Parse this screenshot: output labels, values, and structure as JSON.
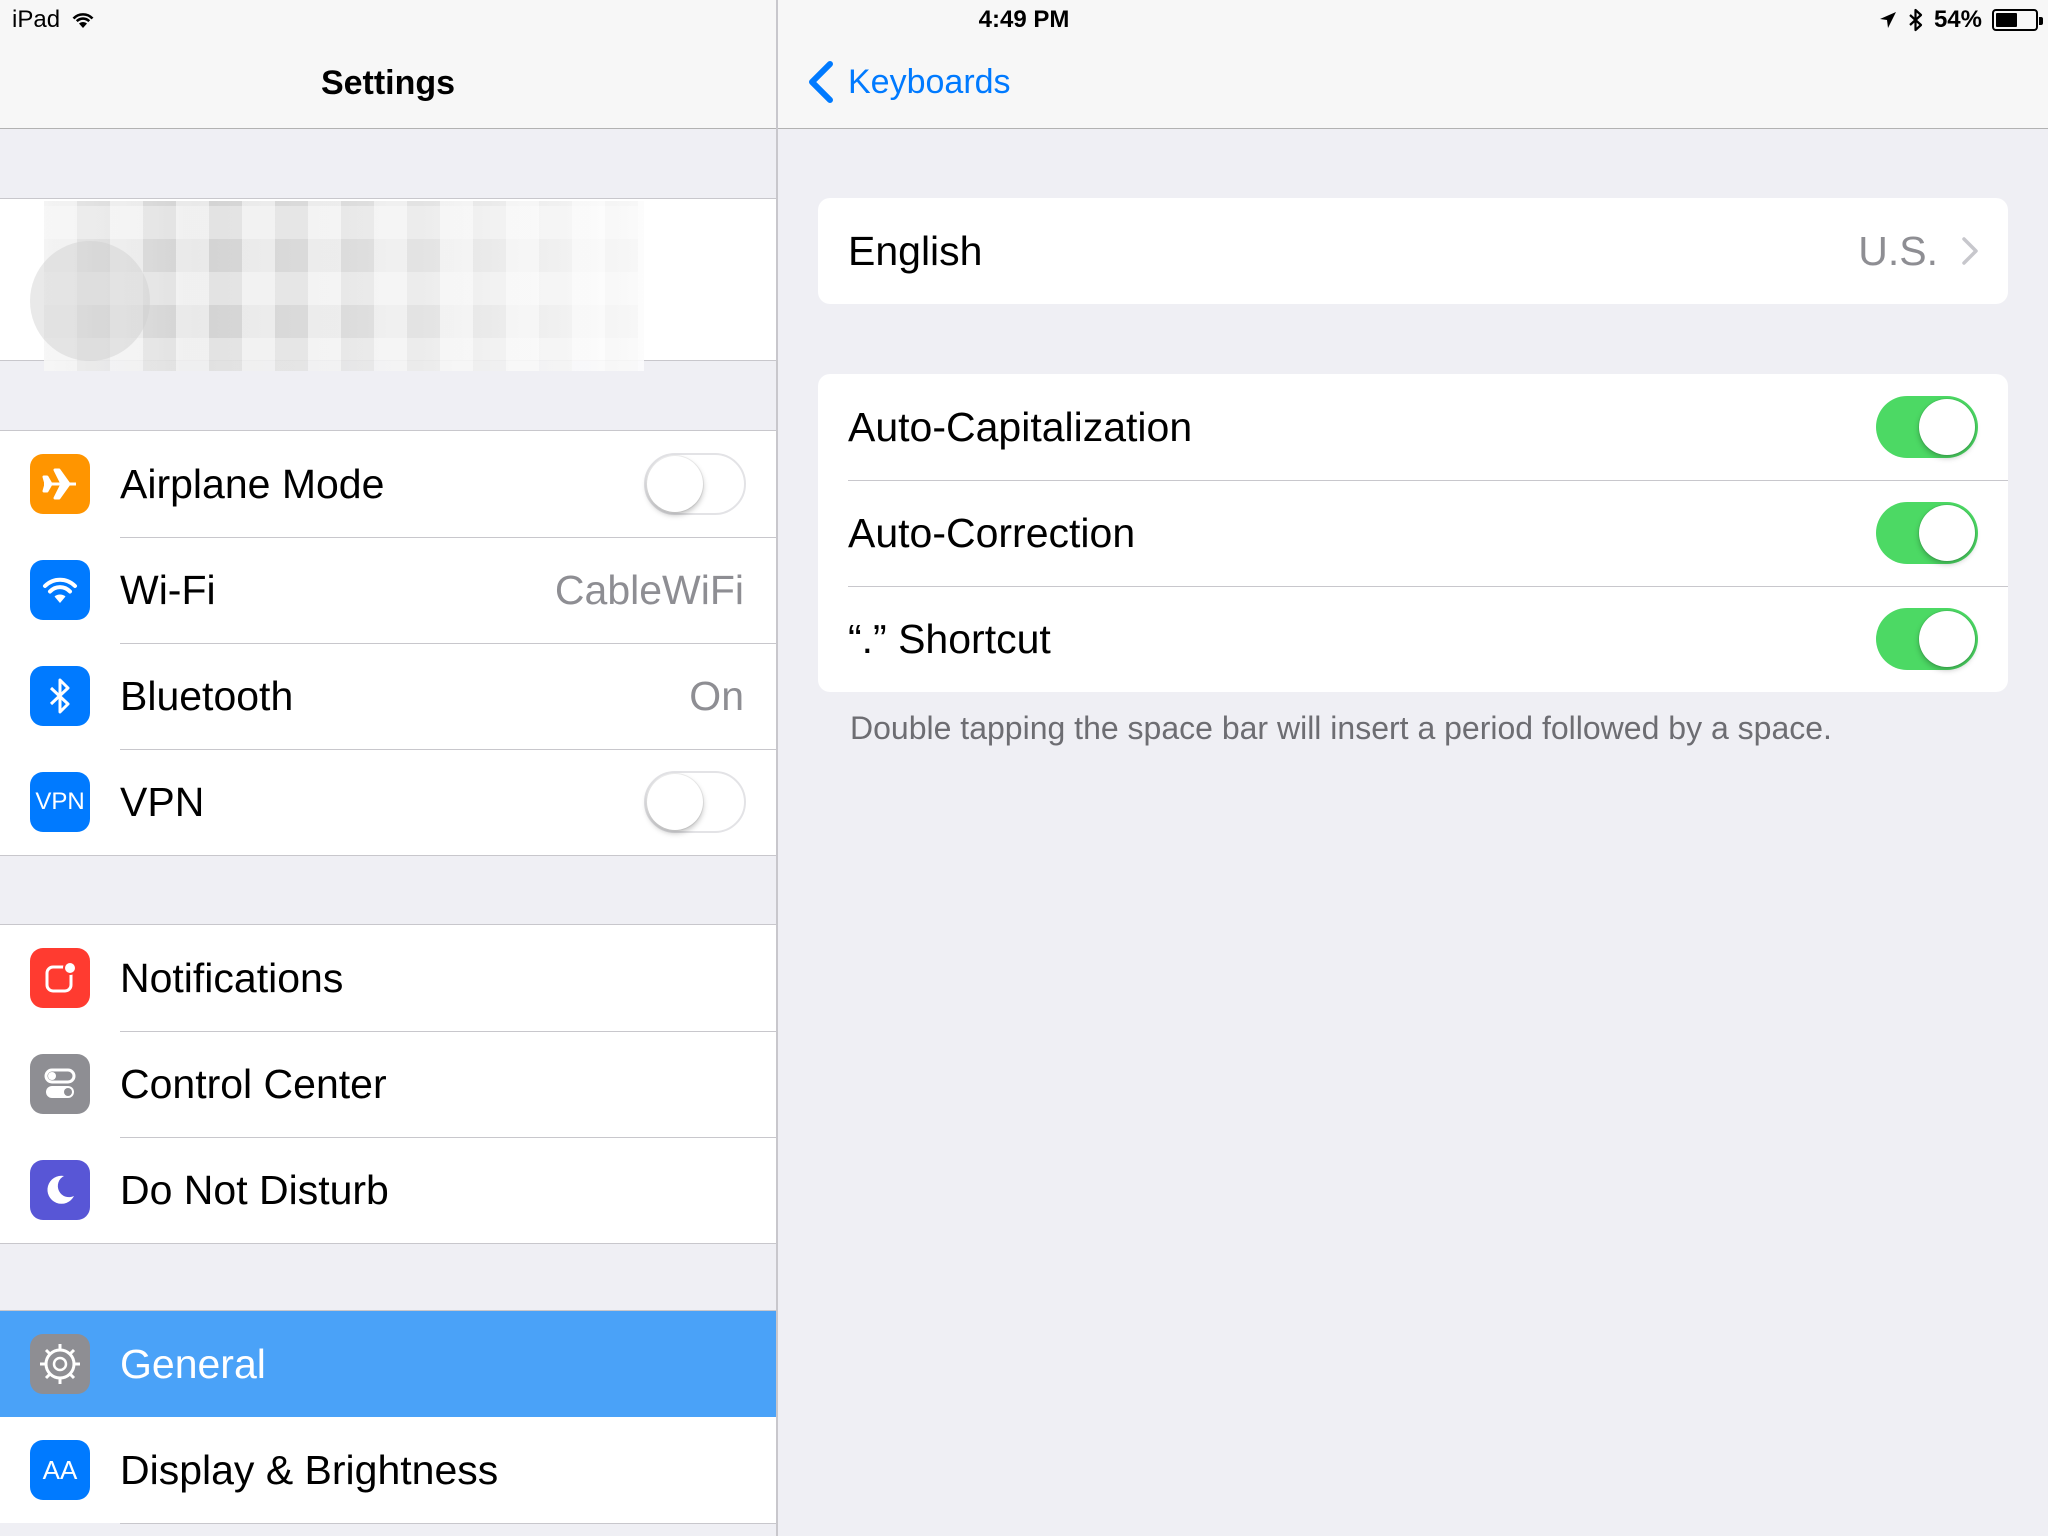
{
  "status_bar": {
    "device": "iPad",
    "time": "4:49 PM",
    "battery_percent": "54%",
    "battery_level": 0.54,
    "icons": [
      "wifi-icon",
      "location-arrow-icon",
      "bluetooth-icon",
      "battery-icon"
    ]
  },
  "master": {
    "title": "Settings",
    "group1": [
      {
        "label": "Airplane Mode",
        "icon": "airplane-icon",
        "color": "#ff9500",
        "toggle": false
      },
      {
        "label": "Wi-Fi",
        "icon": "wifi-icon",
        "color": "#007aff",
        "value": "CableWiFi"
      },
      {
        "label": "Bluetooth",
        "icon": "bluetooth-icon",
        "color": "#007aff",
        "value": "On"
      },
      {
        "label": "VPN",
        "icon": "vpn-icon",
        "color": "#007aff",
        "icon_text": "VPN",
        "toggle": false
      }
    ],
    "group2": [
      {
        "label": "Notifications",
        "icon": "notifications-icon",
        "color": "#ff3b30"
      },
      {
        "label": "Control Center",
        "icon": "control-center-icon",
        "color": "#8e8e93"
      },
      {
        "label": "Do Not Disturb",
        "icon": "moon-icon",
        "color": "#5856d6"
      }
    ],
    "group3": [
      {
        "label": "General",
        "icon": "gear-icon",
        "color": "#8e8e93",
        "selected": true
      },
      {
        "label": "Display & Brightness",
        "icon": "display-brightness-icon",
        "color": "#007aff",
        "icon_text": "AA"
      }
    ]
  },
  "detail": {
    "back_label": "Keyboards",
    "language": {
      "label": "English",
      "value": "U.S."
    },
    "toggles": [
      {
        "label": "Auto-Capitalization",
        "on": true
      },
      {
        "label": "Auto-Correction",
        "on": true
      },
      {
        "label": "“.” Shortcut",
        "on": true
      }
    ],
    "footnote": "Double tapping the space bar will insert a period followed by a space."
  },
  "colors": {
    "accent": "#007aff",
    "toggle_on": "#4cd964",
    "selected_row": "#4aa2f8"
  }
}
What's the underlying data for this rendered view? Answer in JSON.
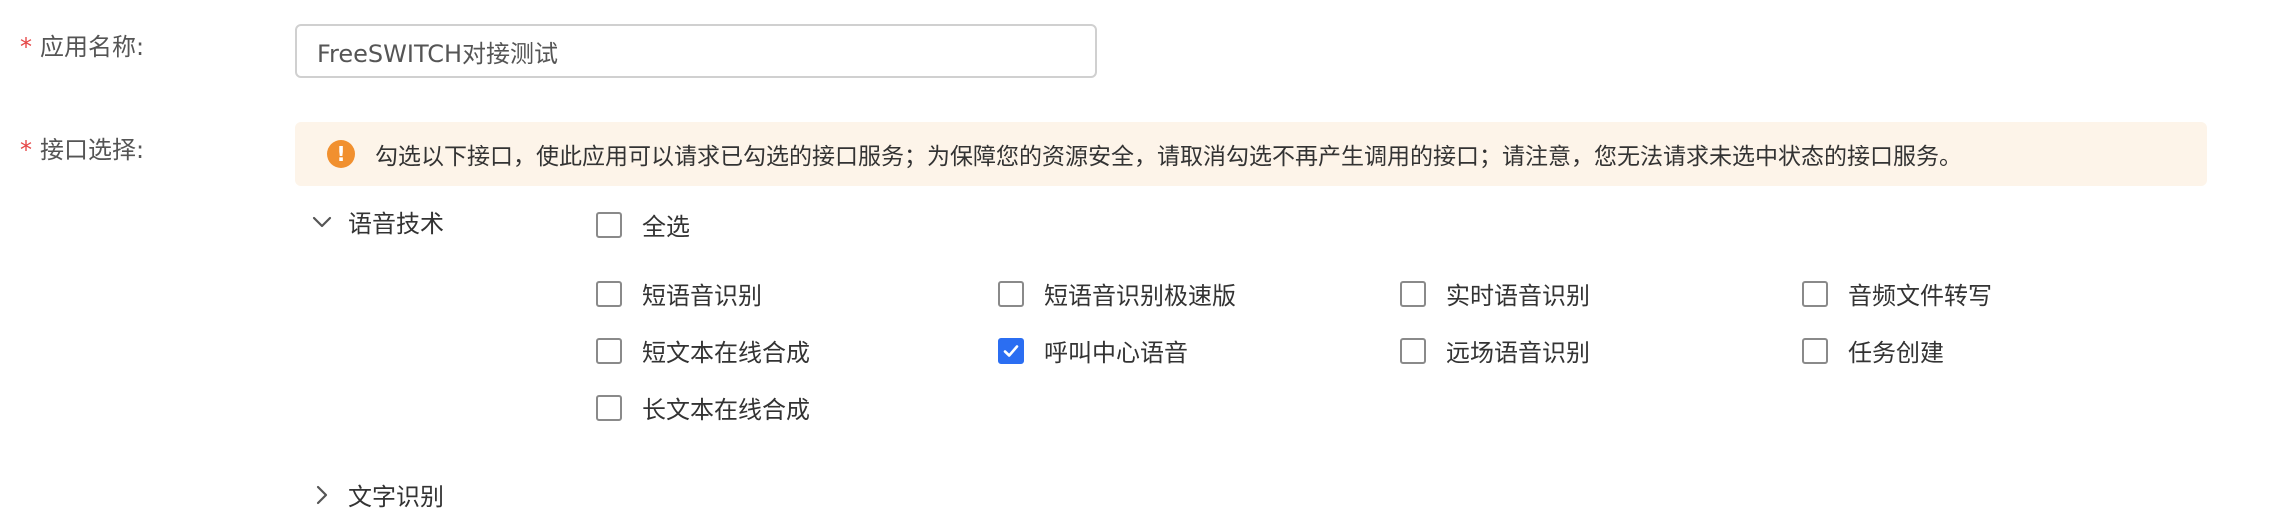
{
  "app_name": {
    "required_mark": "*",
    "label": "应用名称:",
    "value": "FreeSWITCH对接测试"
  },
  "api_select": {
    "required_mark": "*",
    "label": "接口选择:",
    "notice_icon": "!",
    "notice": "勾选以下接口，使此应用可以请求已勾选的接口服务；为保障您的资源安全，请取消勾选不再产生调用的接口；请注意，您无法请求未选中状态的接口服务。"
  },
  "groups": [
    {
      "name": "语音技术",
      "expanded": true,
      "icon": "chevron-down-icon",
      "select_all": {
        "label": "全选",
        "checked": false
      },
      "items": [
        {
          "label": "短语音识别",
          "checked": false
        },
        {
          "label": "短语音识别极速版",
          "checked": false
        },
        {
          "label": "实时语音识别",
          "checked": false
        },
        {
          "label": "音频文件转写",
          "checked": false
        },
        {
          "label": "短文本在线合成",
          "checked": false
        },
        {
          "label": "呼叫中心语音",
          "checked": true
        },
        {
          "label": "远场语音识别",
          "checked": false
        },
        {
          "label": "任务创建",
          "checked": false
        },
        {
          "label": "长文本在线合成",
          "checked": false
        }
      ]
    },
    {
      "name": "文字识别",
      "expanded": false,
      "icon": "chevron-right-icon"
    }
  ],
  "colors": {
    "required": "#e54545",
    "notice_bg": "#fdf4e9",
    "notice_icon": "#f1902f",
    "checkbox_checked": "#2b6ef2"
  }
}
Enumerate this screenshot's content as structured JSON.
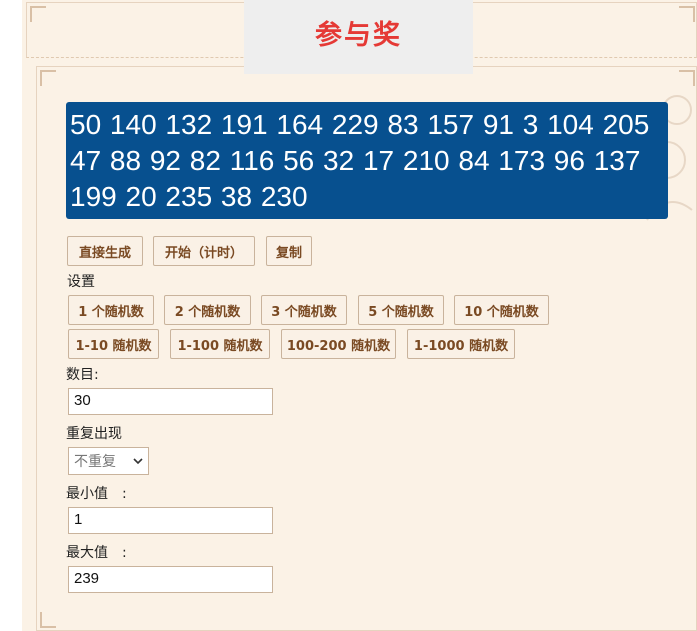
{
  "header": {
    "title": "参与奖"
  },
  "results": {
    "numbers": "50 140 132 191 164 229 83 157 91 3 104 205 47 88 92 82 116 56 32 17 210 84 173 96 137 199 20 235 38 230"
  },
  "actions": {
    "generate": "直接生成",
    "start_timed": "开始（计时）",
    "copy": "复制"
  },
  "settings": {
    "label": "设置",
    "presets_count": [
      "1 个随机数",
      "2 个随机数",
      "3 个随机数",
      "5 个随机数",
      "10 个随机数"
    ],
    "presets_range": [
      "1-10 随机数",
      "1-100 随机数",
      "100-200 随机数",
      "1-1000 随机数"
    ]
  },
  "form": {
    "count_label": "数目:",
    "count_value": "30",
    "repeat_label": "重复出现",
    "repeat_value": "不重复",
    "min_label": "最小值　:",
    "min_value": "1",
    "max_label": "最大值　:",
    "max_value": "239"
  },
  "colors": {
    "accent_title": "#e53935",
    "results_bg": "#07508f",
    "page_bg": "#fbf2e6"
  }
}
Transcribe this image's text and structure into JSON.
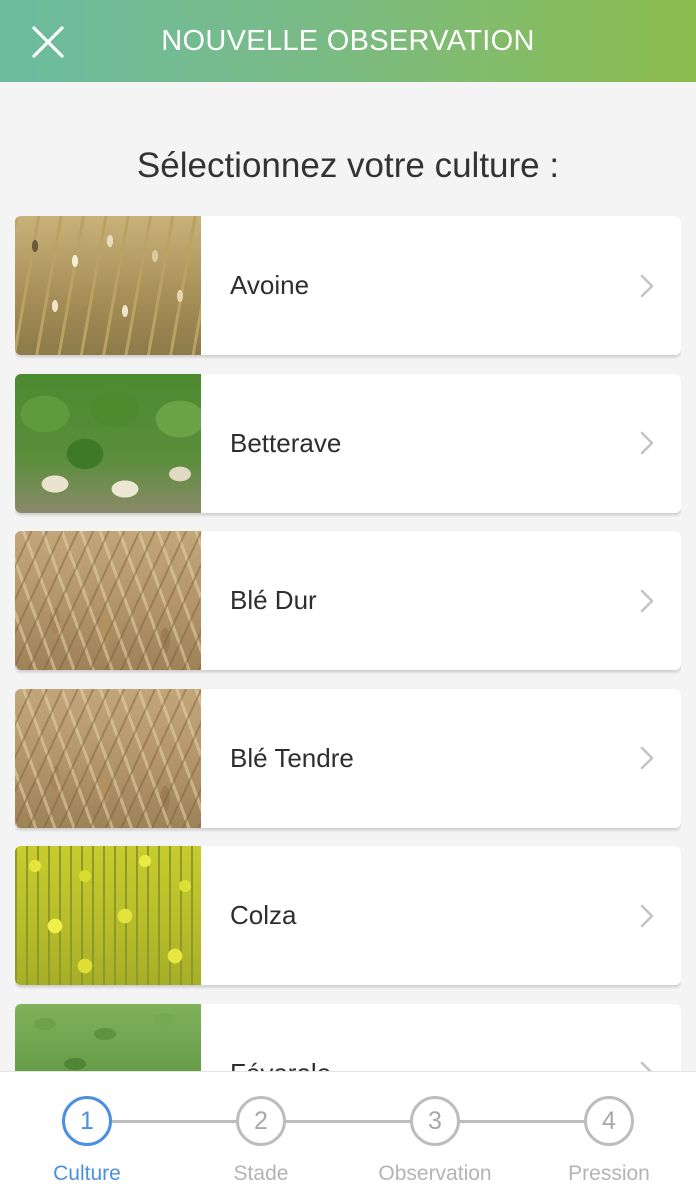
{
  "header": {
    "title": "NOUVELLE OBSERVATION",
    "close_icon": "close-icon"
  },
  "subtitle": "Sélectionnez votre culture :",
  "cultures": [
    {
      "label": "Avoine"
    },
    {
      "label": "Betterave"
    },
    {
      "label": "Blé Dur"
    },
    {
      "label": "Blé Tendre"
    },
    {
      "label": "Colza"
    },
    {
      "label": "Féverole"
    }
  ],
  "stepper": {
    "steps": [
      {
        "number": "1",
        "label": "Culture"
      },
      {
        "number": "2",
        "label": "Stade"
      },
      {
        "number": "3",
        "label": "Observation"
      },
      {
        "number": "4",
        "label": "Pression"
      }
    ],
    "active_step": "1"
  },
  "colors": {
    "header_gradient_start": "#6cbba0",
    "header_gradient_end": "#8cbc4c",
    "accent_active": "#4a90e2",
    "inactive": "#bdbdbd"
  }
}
______________________________
**Work to be completed**
All preceding records should be duplicated verbatim, images excepted.

**Task answer**
Parse this screenshot: output labels, values, and structure as JSON.
{
  "status_bar": {
    "device": "iPad",
    "time": "4:49 PM",
    "battery_percent": "54%",
    "battery_level": 0.54,
    "icons": [
      "wifi-icon",
      "location-arrow-icon",
      "bluetooth-icon",
      "battery-icon"
    ]
  },
  "master": {
    "title": "Settings",
    "group1": [
      {
        "label": "Airplane Mode",
        "icon": "airplane-icon",
        "color": "#ff9500",
        "toggle": false
      },
      {
        "label": "Wi-Fi",
        "icon": "wifi-icon",
        "color": "#007aff",
        "value": "CableWiFi"
      },
      {
        "label": "Bluetooth",
        "icon": "bluetooth-icon",
        "color": "#007aff",
        "value": "On"
      },
      {
        "label": "VPN",
        "icon": "vpn-icon",
        "color": "#007aff",
        "icon_text": "VPN",
        "toggle": false
      }
    ],
    "group2": [
      {
        "label": "Notifications",
        "icon": "notifications-icon",
        "color": "#ff3b30"
      },
      {
        "label": "Control Center",
        "icon": "control-center-icon",
        "color": "#8e8e93"
      },
      {
        "label": "Do Not Disturb",
        "icon": "moon-icon",
        "color": "#5856d6"
      }
    ],
    "group3": [
      {
        "label": "General",
        "icon": "gear-icon",
        "color": "#8e8e93",
        "selected": true
      },
      {
        "label": "Display & Brightness",
        "icon": "display-brightness-icon",
        "color": "#007aff",
        "icon_text": "AA"
      }
    ]
  },
  "detail": {
    "back_label": "Keyboards",
    "language": {
      "label": "English",
      "value": "U.S."
    },
    "toggles": [
      {
        "label": "Auto-Capitalization",
        "on": true
      },
      {
        "label": "Auto-Correction",
        "on": true
      },
      {
        "label": "“.” Shortcut",
        "on": true
      }
    ],
    "footnote": "Double tapping the space bar will insert a period followed by a space."
  },
  "colors": {
    "accent": "#007aff",
    "toggle_on": "#4cd964",
    "selected_row": "#4aa2f8"
  }
}
What's the underlying data for this rendered view? Answer in JSON.
{
  "app_name": {
    "required_mark": "*",
    "label": "应用名称:",
    "value": "FreeSWITCH对接测试"
  },
  "api_select": {
    "required_mark": "*",
    "label": "接口选择:",
    "notice_icon": "!",
    "notice": "勾选以下接口，使此应用可以请求已勾选的接口服务；为保障您的资源安全，请取消勾选不再产生调用的接口；请注意，您无法请求未选中状态的接口服务。"
  },
  "groups": [
    {
      "name": "语音技术",
      "expanded": true,
      "icon": "chevron-down-icon",
      "select_all": {
        "label": "全选",
        "checked": false
      },
      "items": [
        {
          "label": "短语音识别",
          "checked": false
        },
        {
          "label": "短语音识别极速版",
          "checked": false
        },
        {
          "label": "实时语音识别",
          "checked": false
        },
        {
          "label": "音频文件转写",
          "checked": false
        },
        {
          "label": "短文本在线合成",
          "checked": false
        },
        {
          "label": "呼叫中心语音",
          "checked": true
        },
        {
          "label": "远场语音识别",
          "checked": false
        },
        {
          "label": "任务创建",
          "checked": false
        },
        {
          "label": "长文本在线合成",
          "checked": false
        }
      ]
    },
    {
      "name": "文字识别",
      "expanded": false,
      "icon": "chevron-right-icon"
    }
  ],
  "colors": {
    "required": "#e54545",
    "notice_bg": "#fdf4e9",
    "notice_icon": "#f1902f",
    "checkbox_checked": "#2b6ef2"
  }
}
Enumerate this screenshot's content as structured JSON.
{
  "header": {
    "title": "参与奖"
  },
  "results": {
    "numbers": "50 140 132 191 164 229 83 157 91 3 104 205 47 88 92 82 116 56 32 17 210 84 173 96 137 199 20 235 38 230"
  },
  "actions": {
    "generate": "直接生成",
    "start_timed": "开始（计时）",
    "copy": "复制"
  },
  "settings": {
    "label": "设置",
    "presets_count": [
      "1 个随机数",
      "2 个随机数",
      "3 个随机数",
      "5 个随机数",
      "10 个随机数"
    ],
    "presets_range": [
      "1-10 随机数",
      "1-100 随机数",
      "100-200 随机数",
      "1-1000 随机数"
    ]
  },
  "form": {
    "count_label": "数目:",
    "count_value": "30",
    "repeat_label": "重复出现",
    "repeat_value": "不重复",
    "min_label": "最小值　:",
    "min_value": "1",
    "max_label": "最大值　:",
    "max_value": "239"
  },
  "colors": {
    "accent_title": "#e53935",
    "results_bg": "#07508f",
    "page_bg": "#fbf2e6"
  }
}
Transcribe this image's text and structure into JSON.
{
  "header": {
    "title": "NOUVELLE OBSERVATION",
    "close_icon": "close-icon"
  },
  "subtitle": "Sélectionnez votre culture :",
  "cultures": [
    {
      "label": "Avoine"
    },
    {
      "label": "Betterave"
    },
    {
      "label": "Blé Dur"
    },
    {
      "label": "Blé Tendre"
    },
    {
      "label": "Colza"
    },
    {
      "label": "Féverole"
    }
  ],
  "stepper": {
    "steps": [
      {
        "number": "1",
        "label": "Culture"
      },
      {
        "number": "2",
        "label": "Stade"
      },
      {
        "number": "3",
        "label": "Observation"
      },
      {
        "number": "4",
        "label": "Pression"
      }
    ],
    "active_step": "1"
  },
  "colors": {
    "header_gradient_start": "#6cbba0",
    "header_gradient_end": "#8cbc4c",
    "accent_active": "#4a90e2",
    "inactive": "#bdbdbd"
  }
}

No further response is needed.